## Selected passage
────────
The latter is a method where a glyph is represented by a first (high) surrogate (16-bit long) code value in the range U+D800 to U+DBFF and a second (low) surrogate (16-bit long as well) code value in the range U+DC00 to U+DFFF. Using this mechanism, UTF-16 can support all 1,114,112 potential Unicode characters (2^16 * 17 Planes).

In any case Windows is not capable of showing non-BMP glyphs even if a font like Code2001 is installed. Let's see this in practice.
────────
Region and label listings
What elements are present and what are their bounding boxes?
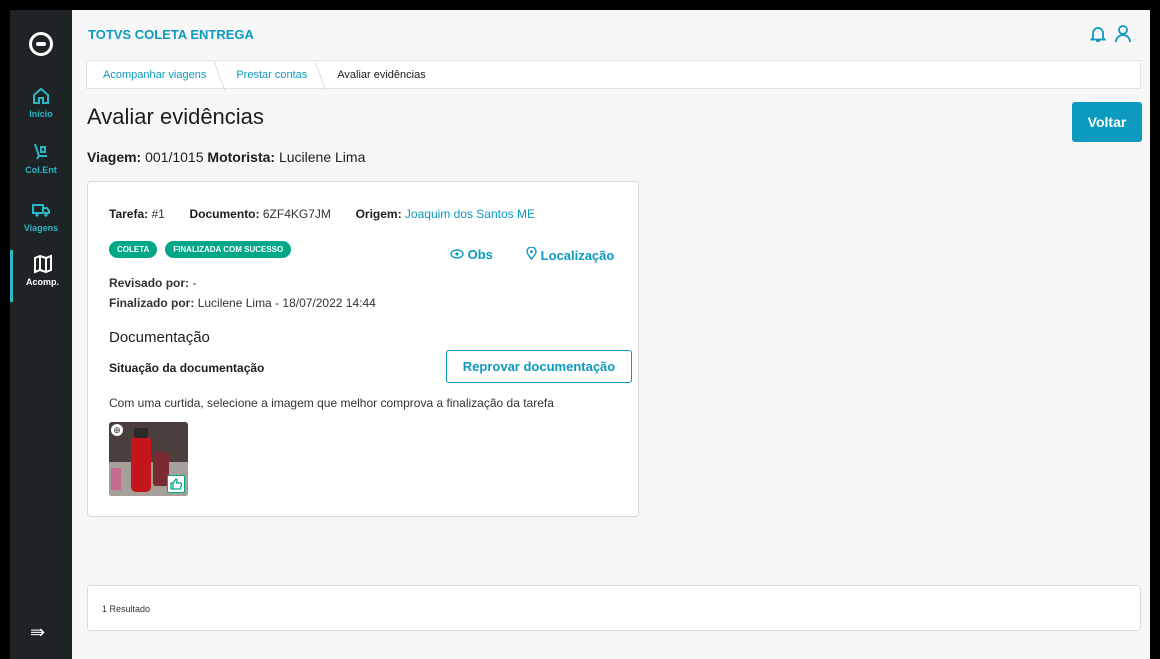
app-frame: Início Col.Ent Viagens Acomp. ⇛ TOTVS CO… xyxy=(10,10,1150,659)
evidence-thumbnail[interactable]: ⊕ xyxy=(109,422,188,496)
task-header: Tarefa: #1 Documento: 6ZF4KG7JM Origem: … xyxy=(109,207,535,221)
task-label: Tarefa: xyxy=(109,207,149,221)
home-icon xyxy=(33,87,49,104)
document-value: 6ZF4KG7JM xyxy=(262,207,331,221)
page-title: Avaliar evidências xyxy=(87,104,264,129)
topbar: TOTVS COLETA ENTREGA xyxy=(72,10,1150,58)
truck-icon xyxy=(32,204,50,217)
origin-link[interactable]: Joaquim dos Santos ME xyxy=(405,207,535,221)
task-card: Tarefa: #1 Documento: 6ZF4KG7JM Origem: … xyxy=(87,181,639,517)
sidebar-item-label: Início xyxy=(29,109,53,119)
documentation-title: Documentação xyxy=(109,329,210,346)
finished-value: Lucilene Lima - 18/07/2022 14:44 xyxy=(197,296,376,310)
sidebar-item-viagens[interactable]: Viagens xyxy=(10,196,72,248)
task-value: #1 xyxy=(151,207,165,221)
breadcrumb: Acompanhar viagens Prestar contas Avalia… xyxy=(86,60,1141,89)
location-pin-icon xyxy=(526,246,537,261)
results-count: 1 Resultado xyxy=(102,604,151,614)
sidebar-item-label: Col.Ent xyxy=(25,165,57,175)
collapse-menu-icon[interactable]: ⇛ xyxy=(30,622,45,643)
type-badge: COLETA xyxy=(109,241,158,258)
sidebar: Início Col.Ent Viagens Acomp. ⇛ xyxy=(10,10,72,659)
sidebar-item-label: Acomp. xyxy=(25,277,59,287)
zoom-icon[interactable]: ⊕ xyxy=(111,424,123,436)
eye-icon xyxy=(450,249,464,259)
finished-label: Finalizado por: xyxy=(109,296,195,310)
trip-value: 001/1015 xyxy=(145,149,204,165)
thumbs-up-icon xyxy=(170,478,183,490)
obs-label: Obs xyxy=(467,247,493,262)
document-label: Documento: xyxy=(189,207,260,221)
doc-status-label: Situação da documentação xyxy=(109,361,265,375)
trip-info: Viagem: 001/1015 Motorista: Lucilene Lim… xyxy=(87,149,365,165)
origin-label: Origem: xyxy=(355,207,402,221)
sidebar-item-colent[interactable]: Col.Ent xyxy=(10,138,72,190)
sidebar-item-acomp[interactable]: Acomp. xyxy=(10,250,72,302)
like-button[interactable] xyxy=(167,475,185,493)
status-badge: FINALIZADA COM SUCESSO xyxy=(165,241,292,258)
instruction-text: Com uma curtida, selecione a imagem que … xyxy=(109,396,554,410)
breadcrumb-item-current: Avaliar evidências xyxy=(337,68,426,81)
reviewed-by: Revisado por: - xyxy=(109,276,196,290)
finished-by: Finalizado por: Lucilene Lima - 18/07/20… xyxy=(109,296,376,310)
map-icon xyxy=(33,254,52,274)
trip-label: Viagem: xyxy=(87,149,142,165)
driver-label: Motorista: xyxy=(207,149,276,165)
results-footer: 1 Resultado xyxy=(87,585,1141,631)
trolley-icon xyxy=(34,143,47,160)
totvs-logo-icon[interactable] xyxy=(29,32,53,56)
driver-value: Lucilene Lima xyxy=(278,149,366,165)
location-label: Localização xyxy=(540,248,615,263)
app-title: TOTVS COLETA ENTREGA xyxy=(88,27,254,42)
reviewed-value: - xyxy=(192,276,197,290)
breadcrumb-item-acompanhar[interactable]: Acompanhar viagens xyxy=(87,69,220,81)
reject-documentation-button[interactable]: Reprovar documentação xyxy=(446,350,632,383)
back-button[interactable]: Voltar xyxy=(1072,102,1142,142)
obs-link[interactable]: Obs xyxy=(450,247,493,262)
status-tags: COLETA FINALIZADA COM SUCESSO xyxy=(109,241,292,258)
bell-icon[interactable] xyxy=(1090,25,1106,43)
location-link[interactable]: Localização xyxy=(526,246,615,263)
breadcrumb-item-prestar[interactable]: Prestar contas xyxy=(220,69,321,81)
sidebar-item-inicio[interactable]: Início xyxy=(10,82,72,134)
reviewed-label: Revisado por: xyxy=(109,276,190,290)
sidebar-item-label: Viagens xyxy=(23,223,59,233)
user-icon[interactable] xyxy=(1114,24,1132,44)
────────
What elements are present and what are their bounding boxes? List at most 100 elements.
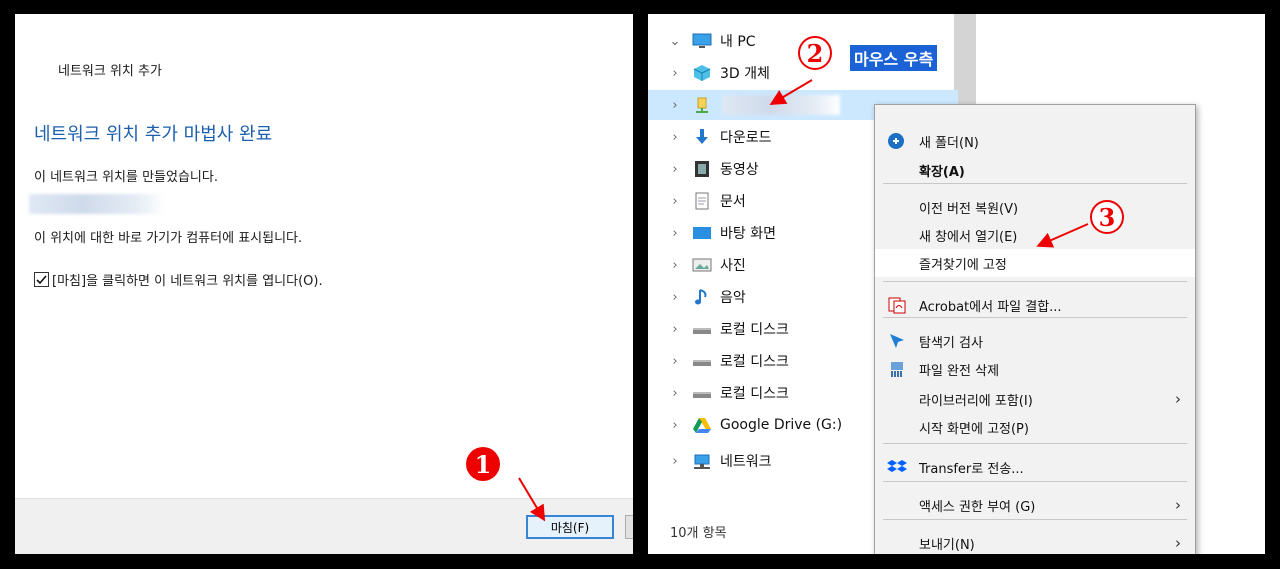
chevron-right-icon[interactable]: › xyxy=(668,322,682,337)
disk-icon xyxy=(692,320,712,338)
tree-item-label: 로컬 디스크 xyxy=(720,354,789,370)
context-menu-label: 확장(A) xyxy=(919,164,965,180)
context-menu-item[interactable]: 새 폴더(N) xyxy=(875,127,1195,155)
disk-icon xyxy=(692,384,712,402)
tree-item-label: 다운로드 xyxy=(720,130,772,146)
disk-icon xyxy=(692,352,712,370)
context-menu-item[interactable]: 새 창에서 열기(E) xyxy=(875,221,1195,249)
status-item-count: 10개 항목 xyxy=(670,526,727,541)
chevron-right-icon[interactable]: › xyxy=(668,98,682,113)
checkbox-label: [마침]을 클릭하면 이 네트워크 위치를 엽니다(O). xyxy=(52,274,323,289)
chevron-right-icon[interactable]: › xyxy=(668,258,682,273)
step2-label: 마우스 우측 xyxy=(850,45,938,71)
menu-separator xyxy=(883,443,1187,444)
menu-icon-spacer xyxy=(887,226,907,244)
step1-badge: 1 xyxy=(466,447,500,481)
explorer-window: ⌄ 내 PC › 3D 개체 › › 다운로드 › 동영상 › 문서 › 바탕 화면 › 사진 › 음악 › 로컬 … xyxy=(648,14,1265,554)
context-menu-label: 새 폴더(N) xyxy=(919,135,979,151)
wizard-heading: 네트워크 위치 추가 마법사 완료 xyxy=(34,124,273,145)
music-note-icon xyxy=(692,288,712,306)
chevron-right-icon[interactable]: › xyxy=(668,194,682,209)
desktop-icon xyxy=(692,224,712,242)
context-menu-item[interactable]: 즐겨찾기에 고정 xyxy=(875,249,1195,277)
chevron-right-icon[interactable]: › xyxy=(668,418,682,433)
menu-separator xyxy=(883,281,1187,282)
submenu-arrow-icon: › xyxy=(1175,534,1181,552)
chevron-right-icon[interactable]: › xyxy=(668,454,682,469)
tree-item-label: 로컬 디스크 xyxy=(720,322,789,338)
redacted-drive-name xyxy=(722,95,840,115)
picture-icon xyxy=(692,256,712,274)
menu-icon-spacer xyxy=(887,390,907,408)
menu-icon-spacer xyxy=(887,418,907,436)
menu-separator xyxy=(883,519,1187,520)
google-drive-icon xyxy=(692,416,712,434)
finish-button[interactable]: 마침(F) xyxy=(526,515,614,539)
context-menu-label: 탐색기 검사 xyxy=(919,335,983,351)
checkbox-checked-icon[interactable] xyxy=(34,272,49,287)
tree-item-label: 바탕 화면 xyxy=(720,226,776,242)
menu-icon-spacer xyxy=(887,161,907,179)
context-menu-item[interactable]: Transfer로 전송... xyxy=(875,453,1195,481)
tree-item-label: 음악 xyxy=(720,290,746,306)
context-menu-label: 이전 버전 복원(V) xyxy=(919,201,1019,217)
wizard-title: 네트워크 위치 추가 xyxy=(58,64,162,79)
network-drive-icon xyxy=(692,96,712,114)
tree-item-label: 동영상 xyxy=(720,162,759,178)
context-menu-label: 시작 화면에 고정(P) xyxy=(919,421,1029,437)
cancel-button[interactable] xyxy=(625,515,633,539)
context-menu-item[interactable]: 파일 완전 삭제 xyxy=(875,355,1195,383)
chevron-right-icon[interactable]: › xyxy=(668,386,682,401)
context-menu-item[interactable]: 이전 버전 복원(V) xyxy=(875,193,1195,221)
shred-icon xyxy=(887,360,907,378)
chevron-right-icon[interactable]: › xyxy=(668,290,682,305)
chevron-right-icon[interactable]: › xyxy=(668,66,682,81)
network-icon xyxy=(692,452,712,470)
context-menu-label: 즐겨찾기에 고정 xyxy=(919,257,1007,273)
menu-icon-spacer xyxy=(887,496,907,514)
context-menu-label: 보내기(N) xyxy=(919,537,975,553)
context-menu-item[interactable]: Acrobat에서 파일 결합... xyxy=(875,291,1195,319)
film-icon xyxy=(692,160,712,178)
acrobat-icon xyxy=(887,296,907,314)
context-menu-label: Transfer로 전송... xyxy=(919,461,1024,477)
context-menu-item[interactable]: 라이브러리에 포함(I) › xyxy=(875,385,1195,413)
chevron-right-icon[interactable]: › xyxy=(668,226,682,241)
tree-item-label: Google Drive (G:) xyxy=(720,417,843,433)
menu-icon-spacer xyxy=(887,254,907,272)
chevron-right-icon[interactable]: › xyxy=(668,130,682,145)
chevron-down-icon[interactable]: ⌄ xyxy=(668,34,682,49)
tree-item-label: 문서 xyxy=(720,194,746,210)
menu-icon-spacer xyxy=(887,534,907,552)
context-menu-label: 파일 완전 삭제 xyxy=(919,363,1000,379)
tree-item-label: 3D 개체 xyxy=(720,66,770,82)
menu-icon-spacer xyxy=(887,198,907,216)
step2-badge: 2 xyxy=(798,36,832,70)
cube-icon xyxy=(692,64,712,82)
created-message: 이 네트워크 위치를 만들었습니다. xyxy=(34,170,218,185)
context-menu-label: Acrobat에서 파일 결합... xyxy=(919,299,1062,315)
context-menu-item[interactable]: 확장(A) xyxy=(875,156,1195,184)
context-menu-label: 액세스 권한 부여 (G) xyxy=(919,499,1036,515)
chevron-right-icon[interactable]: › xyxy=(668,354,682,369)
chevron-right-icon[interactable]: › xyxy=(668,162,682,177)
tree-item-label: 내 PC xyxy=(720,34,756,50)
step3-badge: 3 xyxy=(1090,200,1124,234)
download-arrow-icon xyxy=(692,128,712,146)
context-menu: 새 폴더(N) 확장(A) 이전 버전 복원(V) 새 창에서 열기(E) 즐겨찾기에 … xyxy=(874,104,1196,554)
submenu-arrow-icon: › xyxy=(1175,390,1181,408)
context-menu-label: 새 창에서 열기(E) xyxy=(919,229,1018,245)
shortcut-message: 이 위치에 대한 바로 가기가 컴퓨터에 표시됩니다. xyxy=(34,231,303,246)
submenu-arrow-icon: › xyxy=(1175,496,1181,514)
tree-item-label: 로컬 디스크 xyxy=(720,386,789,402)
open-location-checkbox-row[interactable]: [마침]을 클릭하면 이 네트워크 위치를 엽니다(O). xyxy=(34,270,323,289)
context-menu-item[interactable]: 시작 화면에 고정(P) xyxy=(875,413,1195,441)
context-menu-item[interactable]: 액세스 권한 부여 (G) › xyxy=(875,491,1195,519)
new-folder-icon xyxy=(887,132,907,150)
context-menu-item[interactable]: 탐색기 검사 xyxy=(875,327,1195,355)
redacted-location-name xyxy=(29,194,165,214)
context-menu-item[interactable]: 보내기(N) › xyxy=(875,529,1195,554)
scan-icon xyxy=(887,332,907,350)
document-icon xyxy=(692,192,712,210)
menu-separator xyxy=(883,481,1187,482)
────────
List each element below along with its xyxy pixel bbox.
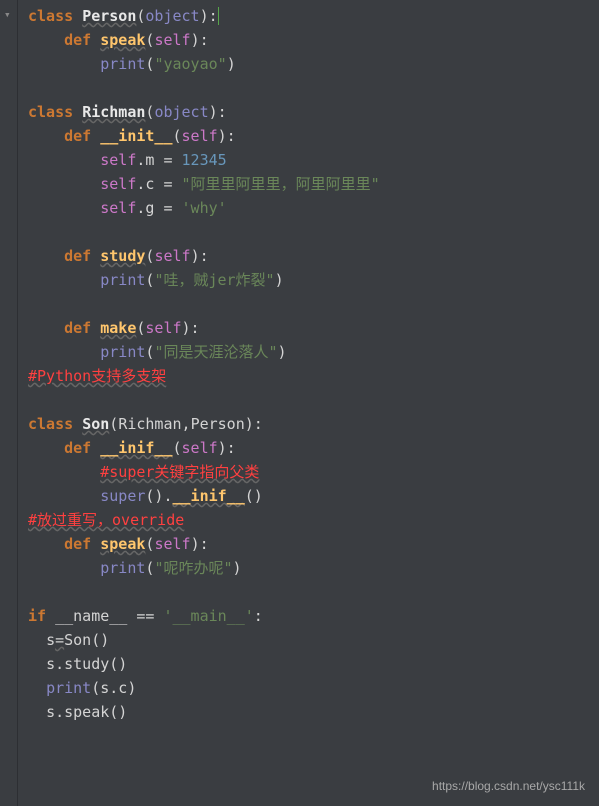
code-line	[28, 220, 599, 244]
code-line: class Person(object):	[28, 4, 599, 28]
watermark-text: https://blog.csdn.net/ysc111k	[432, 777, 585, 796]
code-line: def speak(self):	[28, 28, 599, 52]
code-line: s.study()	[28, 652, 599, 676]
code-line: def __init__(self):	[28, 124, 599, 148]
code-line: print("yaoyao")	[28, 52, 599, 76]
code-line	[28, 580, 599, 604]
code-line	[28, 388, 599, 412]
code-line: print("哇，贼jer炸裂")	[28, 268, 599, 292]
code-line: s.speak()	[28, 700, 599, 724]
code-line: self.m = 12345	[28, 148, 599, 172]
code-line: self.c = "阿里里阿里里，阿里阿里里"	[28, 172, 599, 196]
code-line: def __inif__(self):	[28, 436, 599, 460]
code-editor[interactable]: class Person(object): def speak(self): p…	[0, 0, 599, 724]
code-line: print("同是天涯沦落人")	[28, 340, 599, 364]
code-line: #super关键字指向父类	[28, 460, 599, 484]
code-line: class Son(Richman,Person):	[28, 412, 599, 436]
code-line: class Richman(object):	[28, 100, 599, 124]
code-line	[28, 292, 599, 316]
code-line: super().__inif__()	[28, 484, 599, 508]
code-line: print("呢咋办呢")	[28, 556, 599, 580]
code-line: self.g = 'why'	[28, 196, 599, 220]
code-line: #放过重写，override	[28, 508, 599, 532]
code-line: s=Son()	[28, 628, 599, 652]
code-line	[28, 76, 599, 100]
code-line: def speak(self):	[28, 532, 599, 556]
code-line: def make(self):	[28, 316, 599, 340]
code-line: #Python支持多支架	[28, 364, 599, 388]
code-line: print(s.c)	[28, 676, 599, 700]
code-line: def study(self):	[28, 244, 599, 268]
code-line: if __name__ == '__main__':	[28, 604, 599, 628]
────────
## What is required
In the passage on UTF-16 surrogates, retype the text starting with "The latter is" and going on through "this in practice.".

## Task output
The latter is a method where a glyph is represented by a first (high) surrogate (16-bit long) code value in the range U+D800 to U+DBFF and a second (low) surrogate (16-bit long as well) code value in the range U+DC00 to U+DFFF. Using this mechanism, UTF-16 can support all 1,114,112 potential Unicode characters (2^16 * 17 Planes).

In any case Windows is not capable of showing non-BMP glyphs even if a font like Code2001 is installed. Let's see this in practice.